• **Task brief**
Copy out each line below exactly as it appears.

• **Data records**
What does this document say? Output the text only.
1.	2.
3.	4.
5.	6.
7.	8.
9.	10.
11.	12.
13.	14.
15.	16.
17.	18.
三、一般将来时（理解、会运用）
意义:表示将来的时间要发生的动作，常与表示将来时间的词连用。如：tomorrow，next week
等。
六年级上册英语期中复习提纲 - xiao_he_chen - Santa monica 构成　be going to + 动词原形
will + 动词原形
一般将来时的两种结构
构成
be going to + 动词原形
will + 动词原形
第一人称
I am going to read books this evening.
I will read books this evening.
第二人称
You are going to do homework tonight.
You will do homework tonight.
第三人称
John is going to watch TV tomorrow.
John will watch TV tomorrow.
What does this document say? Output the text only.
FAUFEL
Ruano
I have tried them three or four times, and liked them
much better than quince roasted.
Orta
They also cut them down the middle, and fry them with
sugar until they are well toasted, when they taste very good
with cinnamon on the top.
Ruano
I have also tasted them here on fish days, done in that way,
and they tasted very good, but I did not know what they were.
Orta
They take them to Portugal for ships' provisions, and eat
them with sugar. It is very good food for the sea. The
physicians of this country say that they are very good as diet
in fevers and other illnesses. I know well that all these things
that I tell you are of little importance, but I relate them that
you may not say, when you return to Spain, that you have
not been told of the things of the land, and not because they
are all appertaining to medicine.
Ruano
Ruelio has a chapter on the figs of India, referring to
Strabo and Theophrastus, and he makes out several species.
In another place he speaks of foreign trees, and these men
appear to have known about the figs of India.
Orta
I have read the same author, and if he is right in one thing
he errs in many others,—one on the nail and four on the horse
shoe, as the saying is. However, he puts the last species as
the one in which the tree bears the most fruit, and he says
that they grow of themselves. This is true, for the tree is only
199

• **Solution below**
What does this document say? Output the text only.
1.	2.
3.	4.
5.	6.
7.	8.
9.	10.
11.	12.
13.	14.
15.	16.
17.	18.
三、一般将来时（理解、会运用）
意义:表示将来的时间要发生的动作，常与表示将来时间的词连用。如：tomorrow，next week
等。
六年级上册英语期中复习提纲 - xiao_he_chen - Santa monica 构成　be going to + 动词原形
will + 动词原形
一般将来时的两种结构
构成
be going to + 动词原形
will + 动词原形
第一人称
I am going to read books this evening.
I will read books this evening.
第二人称
You are going to do homework tonight.
You will do homework tonight.
第三人称
John is going to watch TV tomorrow.
John will watch TV tomorrow.
What does this document say? Output the text only.
FAUFEL
Ruano
I have tried them three or four times, and liked them
much better than quince roasted.
Orta
They also cut them down the middle, and fry them with
sugar until they are well toasted, when they taste very good
with cinnamon on the top.
Ruano
I have also tasted them here on fish days, done in that way,
and they tasted very good, but I did not know what they were.
Orta
They take them to Portugal for ships' provisions, and eat
them with sugar. It is very good food for the sea. The
physicians of this country say that they are very good as diet
in fevers and other illnesses. I know well that all these things
that I tell you are of little importance, but I relate them that
you may not say, when you return to Spain, that you have
not been told of the things of the land, and not because they
are all appertaining to medicine.
Ruano
Ruelio has a chapter on the figs of India, referring to
Strabo and Theophrastus, and he makes out several species.
In another place he speaks of foreign trees, and these men
appear to have known about the figs of India.
Orta
I have read the same author, and if he is right in one thing
he errs in many others,—one on the nail and four on the horse
shoe, as the saying is. However, he puts the last species as
the one in which the tree bears the most fruit, and he says
that they grow of themselves. This is true, for the tree is only
199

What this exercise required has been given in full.